Dane wejściowe ▸
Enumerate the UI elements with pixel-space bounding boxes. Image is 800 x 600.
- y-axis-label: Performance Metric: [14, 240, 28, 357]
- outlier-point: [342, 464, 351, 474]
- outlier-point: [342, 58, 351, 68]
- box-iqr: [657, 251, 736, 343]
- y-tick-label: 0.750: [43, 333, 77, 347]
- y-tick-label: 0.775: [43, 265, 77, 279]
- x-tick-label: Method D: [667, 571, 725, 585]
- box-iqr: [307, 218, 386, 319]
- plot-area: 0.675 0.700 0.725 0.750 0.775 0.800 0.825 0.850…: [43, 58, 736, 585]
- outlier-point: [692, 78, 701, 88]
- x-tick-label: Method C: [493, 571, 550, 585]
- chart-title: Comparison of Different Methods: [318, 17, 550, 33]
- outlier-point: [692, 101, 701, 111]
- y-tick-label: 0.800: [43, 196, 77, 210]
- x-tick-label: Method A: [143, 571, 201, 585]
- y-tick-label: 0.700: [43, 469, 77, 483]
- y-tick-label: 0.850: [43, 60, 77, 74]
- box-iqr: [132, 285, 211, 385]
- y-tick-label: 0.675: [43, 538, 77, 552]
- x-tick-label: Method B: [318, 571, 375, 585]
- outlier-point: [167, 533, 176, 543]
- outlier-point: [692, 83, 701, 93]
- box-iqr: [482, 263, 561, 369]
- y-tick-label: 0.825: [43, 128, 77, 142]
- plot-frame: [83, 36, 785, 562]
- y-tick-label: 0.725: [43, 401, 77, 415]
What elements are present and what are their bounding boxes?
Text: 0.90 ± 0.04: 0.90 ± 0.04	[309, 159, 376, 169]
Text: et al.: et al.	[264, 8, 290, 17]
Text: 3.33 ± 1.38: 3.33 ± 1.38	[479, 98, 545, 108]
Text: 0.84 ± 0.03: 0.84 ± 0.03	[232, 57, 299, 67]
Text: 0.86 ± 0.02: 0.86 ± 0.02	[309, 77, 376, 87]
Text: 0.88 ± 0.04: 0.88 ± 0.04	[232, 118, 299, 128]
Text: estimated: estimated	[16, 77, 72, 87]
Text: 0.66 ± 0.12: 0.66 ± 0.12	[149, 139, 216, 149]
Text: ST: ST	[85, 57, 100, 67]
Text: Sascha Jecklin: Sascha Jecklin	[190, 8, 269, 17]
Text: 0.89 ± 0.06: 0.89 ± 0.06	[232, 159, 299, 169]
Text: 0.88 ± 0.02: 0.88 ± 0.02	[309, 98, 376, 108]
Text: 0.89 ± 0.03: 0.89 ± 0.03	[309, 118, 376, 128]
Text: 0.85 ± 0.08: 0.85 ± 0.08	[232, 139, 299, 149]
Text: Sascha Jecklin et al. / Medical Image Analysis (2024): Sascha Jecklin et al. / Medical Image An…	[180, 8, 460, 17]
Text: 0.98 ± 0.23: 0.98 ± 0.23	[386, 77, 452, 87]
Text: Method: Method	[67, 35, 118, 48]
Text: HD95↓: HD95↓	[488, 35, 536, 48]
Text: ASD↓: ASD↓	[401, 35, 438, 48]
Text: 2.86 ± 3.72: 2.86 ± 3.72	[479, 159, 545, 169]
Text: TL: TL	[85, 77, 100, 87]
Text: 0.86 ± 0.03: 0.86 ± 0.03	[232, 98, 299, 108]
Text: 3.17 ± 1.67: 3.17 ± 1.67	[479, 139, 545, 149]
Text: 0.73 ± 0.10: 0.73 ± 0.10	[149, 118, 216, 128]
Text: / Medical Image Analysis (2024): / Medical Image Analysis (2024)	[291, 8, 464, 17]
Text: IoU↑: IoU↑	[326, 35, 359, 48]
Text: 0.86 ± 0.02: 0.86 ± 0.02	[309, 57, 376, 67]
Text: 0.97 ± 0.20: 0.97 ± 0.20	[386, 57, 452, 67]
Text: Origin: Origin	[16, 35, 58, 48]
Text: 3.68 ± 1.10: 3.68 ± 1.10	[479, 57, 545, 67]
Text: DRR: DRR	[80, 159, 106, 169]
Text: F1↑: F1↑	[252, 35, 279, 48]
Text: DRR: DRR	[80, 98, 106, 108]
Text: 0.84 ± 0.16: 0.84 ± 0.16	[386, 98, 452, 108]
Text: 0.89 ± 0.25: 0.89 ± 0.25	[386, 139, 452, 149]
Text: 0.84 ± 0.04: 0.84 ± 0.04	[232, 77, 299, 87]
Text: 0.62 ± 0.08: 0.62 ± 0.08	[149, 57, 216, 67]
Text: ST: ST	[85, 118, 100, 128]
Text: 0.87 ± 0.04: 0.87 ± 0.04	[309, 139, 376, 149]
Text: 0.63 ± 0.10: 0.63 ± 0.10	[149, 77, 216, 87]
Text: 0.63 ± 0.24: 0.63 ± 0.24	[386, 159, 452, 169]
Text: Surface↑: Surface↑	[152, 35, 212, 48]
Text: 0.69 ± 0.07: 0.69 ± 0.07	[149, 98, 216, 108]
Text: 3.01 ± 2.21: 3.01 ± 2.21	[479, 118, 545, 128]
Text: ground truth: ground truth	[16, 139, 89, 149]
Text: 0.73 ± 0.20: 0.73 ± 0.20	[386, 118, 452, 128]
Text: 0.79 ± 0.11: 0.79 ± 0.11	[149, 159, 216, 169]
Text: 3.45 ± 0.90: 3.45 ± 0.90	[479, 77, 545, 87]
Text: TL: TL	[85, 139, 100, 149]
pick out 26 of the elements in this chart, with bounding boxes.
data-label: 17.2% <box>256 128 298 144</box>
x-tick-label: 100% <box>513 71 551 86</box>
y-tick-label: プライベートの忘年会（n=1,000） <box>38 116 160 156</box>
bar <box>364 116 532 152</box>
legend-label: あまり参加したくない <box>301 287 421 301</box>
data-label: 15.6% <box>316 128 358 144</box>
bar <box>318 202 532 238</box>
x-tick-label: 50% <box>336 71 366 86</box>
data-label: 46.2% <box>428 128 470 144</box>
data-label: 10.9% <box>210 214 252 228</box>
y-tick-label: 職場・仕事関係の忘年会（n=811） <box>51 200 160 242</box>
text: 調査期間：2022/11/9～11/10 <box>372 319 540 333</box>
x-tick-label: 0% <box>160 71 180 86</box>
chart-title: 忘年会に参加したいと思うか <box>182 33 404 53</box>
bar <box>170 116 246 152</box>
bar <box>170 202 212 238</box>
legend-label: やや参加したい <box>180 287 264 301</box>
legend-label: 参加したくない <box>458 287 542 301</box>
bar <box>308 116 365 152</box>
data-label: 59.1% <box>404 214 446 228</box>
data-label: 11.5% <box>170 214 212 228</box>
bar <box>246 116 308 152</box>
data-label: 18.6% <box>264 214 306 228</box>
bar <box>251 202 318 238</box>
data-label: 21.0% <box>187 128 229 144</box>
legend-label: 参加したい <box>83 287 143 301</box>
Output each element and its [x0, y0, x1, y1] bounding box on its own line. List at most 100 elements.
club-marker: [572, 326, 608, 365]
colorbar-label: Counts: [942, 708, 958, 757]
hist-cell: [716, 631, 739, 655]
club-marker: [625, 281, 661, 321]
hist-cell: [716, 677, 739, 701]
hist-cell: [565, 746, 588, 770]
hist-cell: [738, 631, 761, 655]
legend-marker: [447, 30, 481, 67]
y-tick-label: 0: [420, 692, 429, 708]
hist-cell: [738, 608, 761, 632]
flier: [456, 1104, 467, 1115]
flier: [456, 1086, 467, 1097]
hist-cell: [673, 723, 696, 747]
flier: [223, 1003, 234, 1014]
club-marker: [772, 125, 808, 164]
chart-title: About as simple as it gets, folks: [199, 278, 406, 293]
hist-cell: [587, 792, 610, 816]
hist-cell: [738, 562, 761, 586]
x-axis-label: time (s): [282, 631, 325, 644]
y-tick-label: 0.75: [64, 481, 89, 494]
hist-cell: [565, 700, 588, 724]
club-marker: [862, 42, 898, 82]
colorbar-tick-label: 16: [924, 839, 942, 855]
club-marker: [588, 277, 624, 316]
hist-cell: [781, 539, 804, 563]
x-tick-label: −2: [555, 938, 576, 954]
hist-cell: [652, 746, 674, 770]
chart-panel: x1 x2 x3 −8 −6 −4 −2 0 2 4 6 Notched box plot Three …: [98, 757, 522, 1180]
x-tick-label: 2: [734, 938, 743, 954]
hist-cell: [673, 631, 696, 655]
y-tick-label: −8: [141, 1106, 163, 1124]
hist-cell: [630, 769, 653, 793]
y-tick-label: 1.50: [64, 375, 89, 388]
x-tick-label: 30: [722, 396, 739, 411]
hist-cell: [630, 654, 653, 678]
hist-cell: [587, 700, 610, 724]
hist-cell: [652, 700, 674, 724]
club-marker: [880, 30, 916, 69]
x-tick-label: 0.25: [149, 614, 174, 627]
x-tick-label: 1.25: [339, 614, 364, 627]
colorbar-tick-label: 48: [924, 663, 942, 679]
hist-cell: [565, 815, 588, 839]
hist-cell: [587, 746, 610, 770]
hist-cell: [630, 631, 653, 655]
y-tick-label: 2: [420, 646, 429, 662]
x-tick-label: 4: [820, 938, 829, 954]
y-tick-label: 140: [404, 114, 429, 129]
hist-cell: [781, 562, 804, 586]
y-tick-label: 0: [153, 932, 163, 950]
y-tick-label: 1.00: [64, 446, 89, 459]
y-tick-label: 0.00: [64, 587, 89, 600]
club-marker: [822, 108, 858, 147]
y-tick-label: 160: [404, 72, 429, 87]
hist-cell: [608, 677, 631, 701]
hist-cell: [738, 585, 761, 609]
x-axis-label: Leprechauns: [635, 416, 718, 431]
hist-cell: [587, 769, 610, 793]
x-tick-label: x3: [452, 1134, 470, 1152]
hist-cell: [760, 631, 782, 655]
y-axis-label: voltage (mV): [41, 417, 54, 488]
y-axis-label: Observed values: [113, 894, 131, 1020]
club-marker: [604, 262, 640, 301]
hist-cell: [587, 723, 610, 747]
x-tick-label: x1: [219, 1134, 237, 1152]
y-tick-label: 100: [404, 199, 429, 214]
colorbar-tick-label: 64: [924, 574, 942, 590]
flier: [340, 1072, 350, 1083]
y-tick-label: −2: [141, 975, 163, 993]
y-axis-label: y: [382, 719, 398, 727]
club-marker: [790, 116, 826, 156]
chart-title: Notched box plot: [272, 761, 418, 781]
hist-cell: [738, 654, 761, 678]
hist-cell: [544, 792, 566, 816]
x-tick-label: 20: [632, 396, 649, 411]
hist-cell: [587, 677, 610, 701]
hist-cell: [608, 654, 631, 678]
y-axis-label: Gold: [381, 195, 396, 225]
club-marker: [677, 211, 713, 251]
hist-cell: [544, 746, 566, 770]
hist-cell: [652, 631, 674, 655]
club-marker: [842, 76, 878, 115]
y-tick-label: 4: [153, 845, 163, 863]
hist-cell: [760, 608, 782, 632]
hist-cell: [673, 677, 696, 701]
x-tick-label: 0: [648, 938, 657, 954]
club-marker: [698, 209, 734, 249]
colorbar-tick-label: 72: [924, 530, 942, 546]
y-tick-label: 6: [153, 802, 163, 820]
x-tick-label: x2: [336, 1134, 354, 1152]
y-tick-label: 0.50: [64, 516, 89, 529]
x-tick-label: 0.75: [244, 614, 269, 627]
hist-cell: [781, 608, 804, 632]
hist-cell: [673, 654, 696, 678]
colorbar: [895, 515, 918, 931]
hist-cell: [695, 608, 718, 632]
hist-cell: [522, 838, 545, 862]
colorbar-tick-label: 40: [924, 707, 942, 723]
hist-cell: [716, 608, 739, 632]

Szczegóły zadania ▸ Zaktualizuj dane od pierwszego wiersza do wiersza z „- box-iqr: [307, 218, 386, 319]” włącznie, zamieniając „Method D” na „Method E”. Podaj tylko ten fragment, a poza tą zamianą niczego w nim nie zmieniaj.

Odpowiedź do zadania ▸
Enumerate the UI elements with pixel-space bounding boxes. Image is 800 x 600.
- y-axis-label: Performance Metric: [14, 240, 28, 357]
- outlier-point: [342, 464, 351, 474]
- outlier-point: [342, 58, 351, 68]
- box-iqr: [657, 251, 736, 343]
- y-tick-label: 0.750: [43, 333, 77, 347]
- y-tick-label: 0.775: [43, 265, 77, 279]
- x-tick-label: Method E: [667, 571, 725, 585]
- box-iqr: [307, 218, 386, 319]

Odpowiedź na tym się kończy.